SET TASK: Scan the lines below for the string "Default" and copy every one that has it.
** START OF TASK INPUT **
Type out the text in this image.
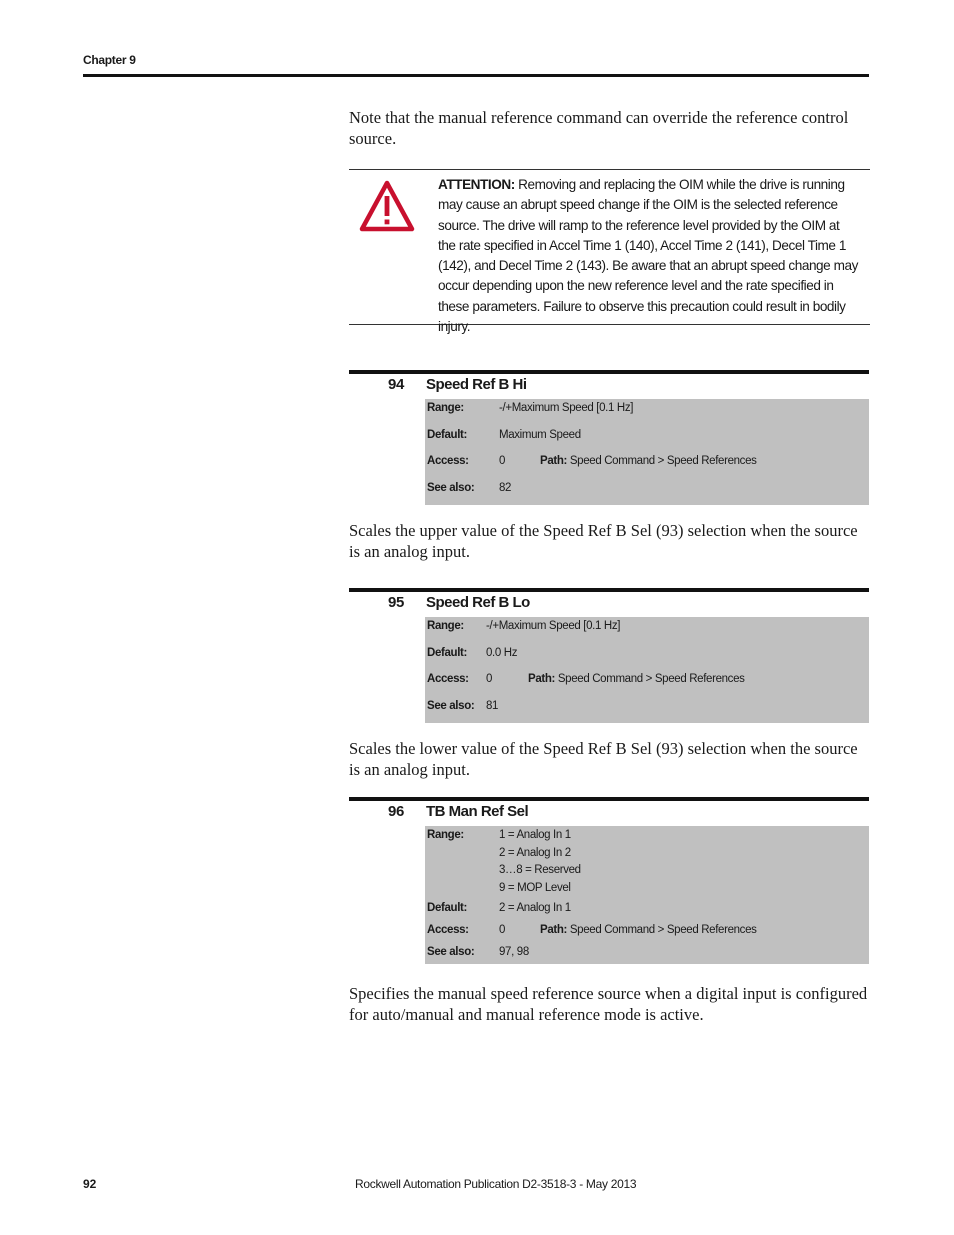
Chapter 9
Note that the manual reference command can override the reference control source.
ATTENTION: Removing and replacing the OIM while the drive is running may cause an abrupt speed change if the OIM is the selected reference source. The drive will ramp to the reference level provided by the OIM at the rate specified in Accel Time 1 (140), Accel Time 2 (141), Decel Time 1 (142), and Decel Time 2 (143). Be aware that an abrupt speed change may occur depending upon the new reference level and the rate specified in these parameters. Failure to observe this precaution could result in bodily injury.
94 Speed Ref B Hi
Range:	-/+Maximum Speed [0.1 Hz]
Default:	Maximum Speed
Access:	0	Path: Speed Command > Speed References
See also: 82
Scales the upper value of the Speed Ref B Sel (93) selection when the source is an analog input.
95 Speed Ref B Lo
Range: -/+Maximum Speed [0.1 Hz]
Default: 0.0 Hz
Access: 0	Path: Speed Command > Speed References
See also: 81
Scales the lower value of the Speed Ref B Sel (93) selection when the source is an analog input.
96 TB Man Ref Sel
Range:	1 = Analog In 1
2 = Analog In 2
3…8 = Reserved
9 = MOP Level
Default:	2 = Analog In 1
Access:	0	Path: Speed Command > Speed References
See also: 97, 98
Specifies the manual speed reference source when a digital input is configured for auto/manual and manual reference mode is active.
92	Rockwell Automation Publication D2-3518-3 - May 2013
** END OF TASK INPUT **
SOLUTION TO THIS TASK:
Default:	Maximum Speed
Default: 0.0 Hz
Default:	2 = Analog In 1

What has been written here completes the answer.